(Recorded data)
+---+

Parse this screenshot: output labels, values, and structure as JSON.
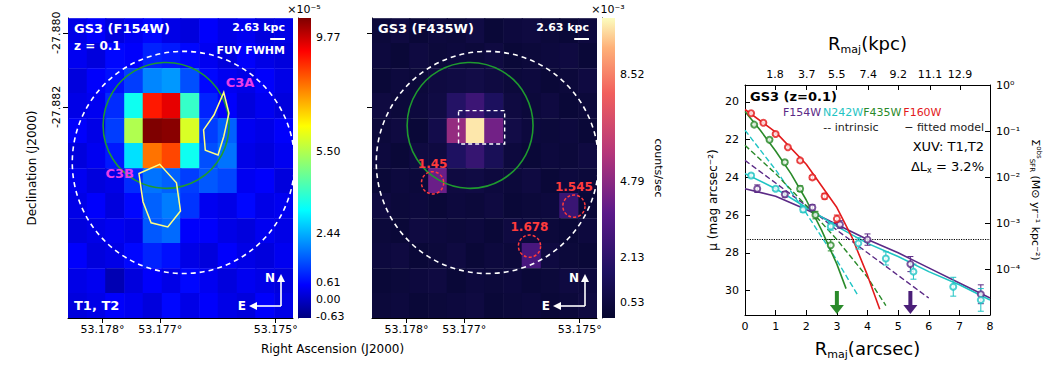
{
  "chart_data": [
    {
      "type": "heatmap",
      "title": "GS3 (F154W)",
      "subtitle": "z = 0.1",
      "annotation": "T1, T2",
      "scale_bar": {
        "label": "2.63 kpc",
        "length": 0.0004,
        "note": "FUV FWHM"
      },
      "compass": [
        "N",
        "E"
      ],
      "xlabel": "Right Ascension (J2000)",
      "ylabel": "Declination (J2000)",
      "xlim": [
        53.1786,
        53.1747
      ],
      "ylim": [
        -27.8877,
        -27.8796
      ],
      "xticks": [
        {
          "value": 53.178,
          "label": "53.178°"
        },
        {
          "value": 53.177,
          "label": "53.177°"
        },
        {
          "value": 53.175,
          "label": "53.175°"
        }
      ],
      "yticks": [
        {
          "value": -27.88,
          "label": "-27.880"
        },
        -27.882
      ],
      "cells": {
        "ra": [
          53.17844,
          53.17811,
          53.17779,
          53.17746,
          53.17714,
          53.17681,
          53.17649,
          53.17616,
          53.17584,
          53.17551,
          53.17519,
          53.17486
        ],
        "dec": [
          -27.87994,
          -27.88061,
          -27.88129,
          -27.88196,
          -27.88264,
          -27.88331,
          -27.88399,
          -27.88466,
          -27.88534,
          -27.88601,
          -27.88669,
          -27.88736
        ],
        "values": [
          [
            0.3,
            0.5,
            0.2,
            0.4,
            0.6,
            0.3,
            0.2,
            0.5,
            0.3,
            0.4,
            0.2,
            0.3
          ],
          [
            0.4,
            0.2,
            0.6,
            0.5,
            0.9,
            0.8,
            0.6,
            0.4,
            0.2,
            0.5,
            0.3,
            0.2
          ],
          [
            0.2,
            0.5,
            0.7,
            1.2,
            2.0,
            2.2,
            1.4,
            0.6,
            0.4,
            0.3,
            0.5,
            0.3
          ],
          [
            0.3,
            0.4,
            1.0,
            3.5,
            9.0,
            9.5,
            4.0,
            0.9,
            0.5,
            0.2,
            0.4,
            0.2
          ],
          [
            0.5,
            0.3,
            1.2,
            5.5,
            10.5,
            10.4,
            6.0,
            1.2,
            1.6,
            0.4,
            0.3,
            0.5
          ],
          [
            0.2,
            0.4,
            0.8,
            3.0,
            8.0,
            8.5,
            3.5,
            1.4,
            1.8,
            0.3,
            0.2,
            0.4
          ],
          [
            0.4,
            0.2,
            0.3,
            1.0,
            1.8,
            1.6,
            1.2,
            1.5,
            1.3,
            0.4,
            0.5,
            0.2
          ],
          [
            0.3,
            0.5,
            0.2,
            0.6,
            1.6,
            1.9,
            1.1,
            0.4,
            0.3,
            0.6,
            0.3,
            0.4
          ],
          [
            0.2,
            0.3,
            0.4,
            0.3,
            1.5,
            1.7,
            0.5,
            0.5,
            0.3,
            0.2,
            0.4,
            0.3
          ],
          [
            0.5,
            0.2,
            0.3,
            0.6,
            0.9,
            0.7,
            0.3,
            0.2,
            0.5,
            0.3,
            0.2,
            0.4
          ],
          [
            0.3,
            0.4,
            -0.2,
            0.2,
            0.5,
            0.3,
            0.6,
            0.4,
            0.2,
            0.4,
            0.3,
            0.2
          ],
          [
            0.2,
            0.3,
            0.5,
            0.4,
            0.2,
            0.6,
            0.3,
            0.5,
            0.3,
            0.2,
            0.5,
            0.3
          ]
        ]
      },
      "colorbar": {
        "label": "×10⁻⁵",
        "lim": [
          -0.7,
          10.5
        ],
        "ticks": [
          -0.63,
          {
            "value": 0,
            "label": "0.00"
          },
          0.61,
          2.44,
          {
            "value": 5.5,
            "label": "5.50"
          },
          9.77
        ]
      },
      "apertures": [
        {
          "ra": 53.1766,
          "dec": -27.8835,
          "radius": 0.003,
          "color": "#ffffff",
          "line_style": "dashed"
        },
        {
          "ra": 53.1769,
          "dec": -27.8825,
          "radius": 0.0017,
          "color": "#1f9a2f",
          "line_style": "solid"
        }
      ],
      "regions": [
        {
          "label": "C3A",
          "color": "#e83de8",
          "ra": [
            53.1759,
            53.17581,
            53.1759,
            53.176,
            53.17622,
            53.17625,
            53.17607
          ],
          "dec": [
            -27.88161,
            -27.88217,
            -27.8828,
            -27.8833,
            -27.88317,
            -27.88262,
            -27.88222
          ]
        },
        {
          "label": "C3B",
          "color": "#e83de8",
          "ra": [
            53.17737,
            53.17701,
            53.17672,
            53.17665,
            53.17687,
            53.17716,
            53.1773
          ],
          "dec": [
            -27.8838,
            -27.88355,
            -27.88405,
            -27.88481,
            -27.88524,
            -27.88513,
            -27.88456
          ]
        }
      ]
    },
    {
      "type": "heatmap",
      "title": "GS3 (F435W)",
      "scale_bar": {
        "label": "2.63 kpc",
        "length": 0.0004
      },
      "compass": [
        "N",
        "E"
      ],
      "tick_labels": "x",
      "xlim": [
        53.1786,
        53.1747
      ],
      "ylim": [
        -27.8877,
        -27.8796
      ],
      "xticks": [
        {
          "value": 53.178,
          "label": "53.178°"
        },
        {
          "value": 53.177,
          "label": "53.177°"
        },
        {
          "value": 53.175,
          "label": "53.175°"
        }
      ],
      "yticks": [
        {
          "value": -27.88,
          "label": "-27.880"
        },
        -27.882
      ],
      "cells": {
        "ra": [
          53.17844,
          53.17811,
          53.17779,
          53.17746,
          53.17714,
          53.17681,
          53.17649,
          53.17616,
          53.17584,
          53.17551,
          53.17519,
          53.17486
        ],
        "dec": [
          -27.87994,
          -27.88061,
          -27.88129,
          -27.88196,
          -27.88264,
          -27.88331,
          -27.88399,
          -27.88466,
          -27.88534,
          -27.88601,
          -27.88669,
          -27.88736
        ],
        "values": [
          [
            0.4,
            0.6,
            0.3,
            0.5,
            0.4,
            0.7,
            0.3,
            0.5,
            0.6,
            0.4,
            0.3,
            0.5
          ],
          [
            0.5,
            0.3,
            0.6,
            0.4,
            0.5,
            0.4,
            0.6,
            0.3,
            0.4,
            0.5,
            0.6,
            0.3
          ],
          [
            0.3,
            0.5,
            0.4,
            0.6,
            0.7,
            0.8,
            0.6,
            0.4,
            0.5,
            0.3,
            0.4,
            0.6
          ],
          [
            0.6,
            0.4,
            0.5,
            0.7,
            1.8,
            2.6,
            1.5,
            0.6,
            0.4,
            0.6,
            0.3,
            0.4
          ],
          [
            0.4,
            0.6,
            0.3,
            0.9,
            5.0,
            10.2,
            4.2,
            0.8,
            0.5,
            0.4,
            0.5,
            0.3
          ],
          [
            0.5,
            0.3,
            0.6,
            0.6,
            1.6,
            2.4,
            1.3,
            0.5,
            0.3,
            0.5,
            0.4,
            0.6
          ],
          [
            0.3,
            0.5,
            0.4,
            4.0,
            0.6,
            0.7,
            0.5,
            0.4,
            0.6,
            0.3,
            0.5,
            0.4
          ],
          [
            0.6,
            0.4,
            0.5,
            0.3,
            0.5,
            0.4,
            0.6,
            0.3,
            0.4,
            0.5,
            2.5,
            0.3
          ],
          [
            0.4,
            0.3,
            0.6,
            0.5,
            0.4,
            0.5,
            0.3,
            0.6,
            0.5,
            0.4,
            0.3,
            0.5
          ],
          [
            0.5,
            0.6,
            0.3,
            0.4,
            0.6,
            0.3,
            0.5,
            0.4,
            3.0,
            0.6,
            0.4,
            0.3
          ],
          [
            0.3,
            0.4,
            0.5,
            0.6,
            0.3,
            0.5,
            0.4,
            0.5,
            0.3,
            0.4,
            0.6,
            0.5
          ],
          [
            0.4,
            0.5,
            0.3,
            0.4,
            0.5,
            0.6,
            0.3,
            0.4,
            0.5,
            0.3,
            0.4,
            0.6
          ]
        ]
      },
      "colorbar": {
        "label": "×10⁻³",
        "title": "counts/sec",
        "lim": [
          0,
          10.5
        ],
        "ticks": [
          0.53,
          2.13,
          4.79,
          8.52
        ]
      },
      "apertures": [
        {
          "ra": 53.1766,
          "dec": -27.8835,
          "radius": 0.003,
          "color": "#ffffff",
          "line_style": "dashed"
        },
        {
          "ra": 53.1769,
          "dec": -27.8825,
          "radius": 0.0017,
          "color": "#1f9a2f",
          "line_style": "solid"
        }
      ],
      "box": {
        "ra": [
          53.1771,
          53.1763
        ],
        "dec": [
          -27.8821,
          -27.883
        ],
        "color": "#ffffff",
        "line_style": "dashed"
      },
      "sources": [
        {
          "ra": 53.17755,
          "dec": -27.88405,
          "radius": 0.0003,
          "label": "1.45",
          "color": "#ff3b3b",
          "line_style": "dashed"
        },
        {
          "ra": 53.17587,
          "dec": -27.88576,
          "radius": 0.0003,
          "label": "1.678",
          "color": "#ff3b3b",
          "line_style": "dashed"
        },
        {
          "ra": 53.1751,
          "dec": -27.88468,
          "radius": 0.0003,
          "label": "1.545",
          "color": "#ff3b3b",
          "line_style": "dashed"
        }
      ]
    },
    {
      "type": "line",
      "title": "GS3 (z=0.1)",
      "xlabel": {
        "base": "R",
        "sub": "maj",
        "rest": "(arcsec)"
      },
      "x2label": {
        "base": "R",
        "sub": "maj",
        "rest": "(kpc)"
      },
      "ylabel": "μ (mag arcsec⁻²)",
      "y2label": {
        "base": "Σ",
        "sup": "obs",
        "sub": "SFR",
        "rest": " (M⊙ yr⁻¹ kpc⁻²)"
      },
      "xlim": [
        0,
        8
      ],
      "xticks": [
        0,
        1,
        2,
        3,
        4,
        5,
        6,
        7,
        8
      ],
      "x2lim": [
        0,
        14.7
      ],
      "x2ticks": [
        1.8,
        3.7,
        5.5,
        7.4,
        9.2,
        11.1,
        12.9
      ],
      "ylim": [
        31.3,
        19.1
      ],
      "yticks": [
        20,
        22,
        24,
        26,
        28,
        30
      ],
      "y2lim": [
        1e-05,
        1
      ],
      "y2ticks": [
        {
          "value": 1,
          "label": "10⁰"
        },
        {
          "value": 0.1,
          "label": "10⁻¹"
        },
        {
          "value": 0.01,
          "label": "10⁻²"
        },
        {
          "value": 0.001,
          "label": "10⁻³"
        },
        {
          "value": 0.0001,
          "label": "10⁻⁴"
        }
      ],
      "log": "y2",
      "grid": false,
      "legend": "upper left",
      "legend_notes": [
        "-- intrinsic",
        "− fitted model"
      ],
      "annotations": [
        "XUV: T1,T2"
      ],
      "delta": {
        "base": "ΔL",
        "sub": "x",
        "rest": " = 3.2%"
      },
      "series": [
        {
          "name": "F154W",
          "color": "#5b2a86",
          "observed": {
            "x": [
              0.4,
              1.3,
              2.2,
              3.1,
              4.0,
              5.4,
              7.7
            ],
            "values": [
              24.6,
              24.9,
              25.6,
              26.5,
              27.3,
              28.6,
              30.2
            ],
            "errors": [
              0.2,
              0.15,
              0.15,
              0.2,
              0.3,
              0.4,
              0.5
            ]
          },
          "model": {
            "x": [
              0,
              1,
              2,
              3,
              4,
              5,
              6,
              7,
              8
            ],
            "values": [
              24.6,
              25.0,
              25.7,
              26.5,
              27.3,
              28.0,
              28.8,
              29.6,
              30.4
            ]
          },
          "intrinsic": {
            "x": [
              0,
              1,
              2,
              3,
              4,
              5,
              6
            ],
            "values": [
              23.1,
              24.3,
              25.5,
              26.8,
              28.0,
              29.2,
              30.4
            ]
          }
        },
        {
          "name": "N242W",
          "color": "#1fc4c4",
          "observed": {
            "x": [
              0.2,
              1.0,
              1.9,
              2.8,
              3.7,
              4.6,
              5.5,
              6.8,
              7.7
            ],
            "values": [
              23.9,
              24.6,
              25.7,
              26.6,
              27.5,
              28.3,
              29.0,
              29.8,
              30.5
            ],
            "errors": [
              0.1,
              0.1,
              0.15,
              0.2,
              0.3,
              0.35,
              0.4,
              0.5,
              0.6
            ]
          },
          "model": {
            "x": [
              0,
              1,
              2,
              3,
              4,
              5,
              6,
              7,
              8
            ],
            "values": [
              23.8,
              24.6,
              25.6,
              26.6,
              27.5,
              28.2,
              29.0,
              29.7,
              30.5
            ]
          },
          "intrinsic": {
            "x": [
              0,
              1,
              2,
              3,
              3.7
            ],
            "values": [
              21.5,
              23.6,
              25.9,
              28.4,
              30.3
            ]
          }
        },
        {
          "name": "F435W",
          "color": "#2a8a2a",
          "observed": {
            "x": [
              0.3,
              0.8,
              1.3,
              1.8,
              2.3,
              2.8
            ],
            "values": [
              21.2,
              22.0,
              23.2,
              24.6,
              26.0,
              27.6
            ],
            "errors": [
              0.05,
              0.05,
              0.1,
              0.15,
              0.2,
              0.3
            ]
          },
          "model": {
            "x": [
              0,
              0.5,
              1,
              1.5,
              2,
              2.5,
              3,
              3.3
            ],
            "values": [
              20.5,
              21.5,
              22.6,
              23.8,
              25.2,
              26.8,
              28.6,
              29.9
            ]
          },
          "intrinsic": {
            "x": [
              0,
              1,
              2,
              3,
              4,
              4.6
            ],
            "values": [
              22.3,
              23.8,
              25.5,
              27.3,
              29.3,
              30.8
            ]
          }
        },
        {
          "name": "F160W",
          "color": "#e31a1c",
          "observed": {
            "x": [
              0.2,
              0.6,
              1.0,
              1.4,
              1.8,
              2.2,
              2.6,
              3.0
            ],
            "values": [
              20.6,
              21.1,
              21.7,
              22.4,
              23.1,
              24.0,
              25.0,
              26.2
            ],
            "errors": [
              0.03,
              0.03,
              0.05,
              0.05,
              0.08,
              0.1,
              0.15,
              0.2
            ]
          },
          "model": {
            "x": [
              0,
              1,
              2,
              3,
              3.5,
              4,
              4.4
            ],
            "values": [
              20.4,
              21.6,
              23.3,
              25.6,
              27.2,
              29.2,
              31.0
            ]
          }
        }
      ],
      "reference_lines": [
        {
          "y": 27.3,
          "color": "#000000",
          "line_style": "dotted"
        }
      ],
      "arrows": [
        {
          "x": 3.0,
          "color": "#2a8a2a"
        },
        {
          "x": 5.4,
          "color": "#4b1f78"
        }
      ]
    }
  ]
}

+---+

AIM.
Your task is to pick out every line with the string "xlabel" and copy it.

RESULT OF THIS TASK.
      "xlabel": "Right Ascension (J2000)",
      "xlabel": {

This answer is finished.